> _Problem statement_
Repeat, exactly and completely, the entries shown underneath.
==*==
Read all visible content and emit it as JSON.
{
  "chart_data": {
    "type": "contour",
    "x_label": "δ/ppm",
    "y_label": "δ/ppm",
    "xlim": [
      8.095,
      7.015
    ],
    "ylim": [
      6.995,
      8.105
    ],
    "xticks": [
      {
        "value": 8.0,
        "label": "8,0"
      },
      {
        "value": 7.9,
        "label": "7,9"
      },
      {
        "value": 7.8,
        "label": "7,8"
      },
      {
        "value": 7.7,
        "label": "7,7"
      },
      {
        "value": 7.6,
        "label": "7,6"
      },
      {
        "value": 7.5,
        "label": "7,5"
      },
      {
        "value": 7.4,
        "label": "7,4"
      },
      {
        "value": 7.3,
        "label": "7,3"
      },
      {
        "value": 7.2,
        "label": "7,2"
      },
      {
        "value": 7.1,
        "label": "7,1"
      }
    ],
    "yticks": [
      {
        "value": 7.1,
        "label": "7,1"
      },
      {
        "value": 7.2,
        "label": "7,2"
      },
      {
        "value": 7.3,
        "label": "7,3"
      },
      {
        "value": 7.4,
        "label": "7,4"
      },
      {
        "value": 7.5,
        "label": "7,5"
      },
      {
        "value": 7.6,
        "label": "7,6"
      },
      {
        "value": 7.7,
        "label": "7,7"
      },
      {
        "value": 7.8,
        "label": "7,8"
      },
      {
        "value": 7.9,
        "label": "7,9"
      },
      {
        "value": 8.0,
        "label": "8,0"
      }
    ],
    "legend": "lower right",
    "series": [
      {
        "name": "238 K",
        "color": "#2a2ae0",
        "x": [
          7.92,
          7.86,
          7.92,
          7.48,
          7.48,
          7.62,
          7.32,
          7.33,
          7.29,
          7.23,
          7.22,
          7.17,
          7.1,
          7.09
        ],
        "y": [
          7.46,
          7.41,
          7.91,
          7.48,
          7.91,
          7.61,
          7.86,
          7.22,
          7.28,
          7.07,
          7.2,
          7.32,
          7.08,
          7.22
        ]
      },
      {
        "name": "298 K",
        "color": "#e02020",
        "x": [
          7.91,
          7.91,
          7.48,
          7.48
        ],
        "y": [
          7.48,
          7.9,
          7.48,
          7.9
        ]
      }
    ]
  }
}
==*==
> _In response_
Read all visible content and emit it as JSON.
{
  "chart_data": {
    "type": "contour",
    "x_label": "δ/ppm",
    "y_label": "δ/ppm",
    "xlim": [
      8.095,
      7.015
    ],
    "ylim": [
      6.995,
      8.105
    ],
    "xticks": [
      {
        "value": 8.0,
        "label": "8,0"
      },
      {
        "value": 7.9,
        "label": "7,9"
      },
      {
        "value": 7.8,
        "label": "7,8"
      },
      {
        "value": 7.7,
        "label": "7,7"
      },
      {
        "value": 7.6,
        "label": "7,6"
      },
      {
        "value": 7.5,
        "label": "7,5"
      },
      {
        "value": 7.4,
        "label": "7,4"
      },
      {
        "value": 7.3,
        "label": "7,3"
      },
      {
        "value": 7.2,
        "label": "7,2"
      },
      {
        "value": 7.1,
        "label": "7,1"
      }
    ],
    "yticks": [
      {
        "value": 7.1,
        "label": "7,1"
      },
      {
        "value": 7.2,
        "label": "7,2"
      },
      {
        "value": 7.3,
        "label": "7,3"
      },
      {
        "value": 7.4,
        "label": "7,4"
      },
      {
        "value": 7.5,
        "label": "7,5"
      },
      {
        "value": 7.6,
        "label": "7,6"
      },
      {
        "value": 7.7,
        "label": "7,7"
      },
      {
        "value": 7.8,
        "label": "7,8"
      },
      {
        "value": 7.9,
        "label": "7,9"
      },
      {
        "value": 8.0,
        "label": "8,0"
      }
    ],
    "legend": "lower right",
    "series": [
      {
        "name": "238 K",
        "color": "#2a2ae0",
        "x": [
          7.92,
          7.86,
          7.92,
          7.48,
          7.48,
          7.62,
          7.32,
          7.33,
          7.29,
          7.23,
          7.22,
          7.17,
          7.1,
          7.09
        ],
        "y": [
          7.46,
          7.41,
          7.91,
          7.48,
          7.91,
          7.61,
          7.86,
          7.22,
          7.28,
          7.07,
          7.2,
          7.32,
          7.08,
          7.22
        ]
      },
      {
        "name": "298 K",
        "color": "#e02020",
        "x": [
          7.91,
          7.91,
          7.48,
          7.48
        ],
        "y": [
          7.48,
          7.9,
          7.48,
          7.9
        ]
      }
    ]
  }
}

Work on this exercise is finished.